Return each line of the material verbatim.

* Material to process *
────────────────
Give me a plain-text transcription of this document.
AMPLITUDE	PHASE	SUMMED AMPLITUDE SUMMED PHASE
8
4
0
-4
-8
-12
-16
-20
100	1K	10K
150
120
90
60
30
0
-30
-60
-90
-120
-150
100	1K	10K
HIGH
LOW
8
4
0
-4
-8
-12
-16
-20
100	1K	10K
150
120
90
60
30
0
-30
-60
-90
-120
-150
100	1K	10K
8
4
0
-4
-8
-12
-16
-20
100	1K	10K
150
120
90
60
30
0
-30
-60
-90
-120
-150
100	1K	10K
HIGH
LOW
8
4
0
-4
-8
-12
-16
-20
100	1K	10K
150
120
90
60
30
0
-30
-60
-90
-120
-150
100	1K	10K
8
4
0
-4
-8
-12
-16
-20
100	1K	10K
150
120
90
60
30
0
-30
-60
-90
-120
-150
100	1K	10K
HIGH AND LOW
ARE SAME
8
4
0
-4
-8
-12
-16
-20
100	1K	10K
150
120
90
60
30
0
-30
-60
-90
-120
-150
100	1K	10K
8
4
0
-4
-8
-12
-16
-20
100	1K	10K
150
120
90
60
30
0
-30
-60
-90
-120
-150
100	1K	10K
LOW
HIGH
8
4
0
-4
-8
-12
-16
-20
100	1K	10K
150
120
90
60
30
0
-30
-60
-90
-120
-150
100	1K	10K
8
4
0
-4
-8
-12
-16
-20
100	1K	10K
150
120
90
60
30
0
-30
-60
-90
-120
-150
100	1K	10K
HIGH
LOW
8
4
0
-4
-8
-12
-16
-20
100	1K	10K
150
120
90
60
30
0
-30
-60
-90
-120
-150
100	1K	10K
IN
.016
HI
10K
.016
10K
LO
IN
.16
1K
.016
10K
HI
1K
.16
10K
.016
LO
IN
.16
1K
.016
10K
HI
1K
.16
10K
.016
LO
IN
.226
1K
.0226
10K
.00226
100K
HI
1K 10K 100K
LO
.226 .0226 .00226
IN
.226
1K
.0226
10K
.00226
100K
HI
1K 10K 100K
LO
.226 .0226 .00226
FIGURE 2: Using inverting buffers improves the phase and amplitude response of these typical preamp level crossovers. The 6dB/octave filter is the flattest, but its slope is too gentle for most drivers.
────────────────
* Solution to this exercise *
Give me a plain-text transcription of this document.
AMPLITUDE	PHASE	SUMMED AMPLITUDE SUMMED PHASE
8
4
0
-4
-8
-12
-16
-20
100	1K	10K
150
120
90
60
30
0
-30
-60
-90
-120
-150
100	1K	10K
HIGH
LOW
8
4
0
-4
-8
-12
-16
-20
100	1K	10K
150
120
90
60
30
0
-30
-60
-90
-120
-150
100	1K	10K
8
4
0
-4
-8
-12
-16
-20
100	1K	10K
150
120
90
60
30
0
-30
-60
-90
-120
-150
100	1K	10K
HIGH
LOW
8
4
0
-4
-8
-12
-16
-20
100	1K	10K
150
120
90
60
30
0
-30
-60
-90
-120
-150
100	1K	10K
8
4
0
-4
-8
-12
-16
-20
100	1K	10K
150
120
90
60
30
0
-30
-60
-90
-120
-150
100	1K	10K
HIGH AND LOW
ARE SAME
8
4
0
-4
-8
-12
-16
-20
100	1K	10K
150
120
90
60
30
0
-30
-60
-90
-120
-150
100	1K	10K
8
4
0
-4
-8
-12
-16
-20
100	1K	10K
150
120
90
60
30
0
-30
-60
-90
-120
-150
100	1K	10K
LOW
HIGH
8
4
0
-4
-8
-12
-16
-20
100	1K	10K
150
120
90
60
30
0
-30
-60
-90
-120
-150
100	1K	10K
8
4
0
-4
-8
-12
-16
-20
100	1K	10K
150
120
90
60
30
0
-30
-60
-90
-120
-150
100	1K	10K
HIGH
LOW
8
4
0
-4
-8
-12
-16
-20
100	1K	10K
150
120
90
60
30
0
-30
-60
-90
-120
-150
100	1K	10K
IN
.016
HI
10K
.016
10K
LO
IN
.16
1K
.016
10K
HI
1K
.16
10K
.016
LO
IN
.16
1K
.016
10K
HI
1K
.16
10K
.016
LO
IN
.226
1K
.0226
10K
.00226
100K
HI
1K 10K 100K
LO
.226 .0226 .00226
IN
.226
1K
.0226
10K
.00226
100K
HI
1K 10K 100K
LO
.226 .0226 .00226
FIGURE 2: Using inverting buffers improves the phase and amplitude response of these typical preamp level crossovers. The 6dB/octave filter is the flattest, but its slope is too gentle for most drivers.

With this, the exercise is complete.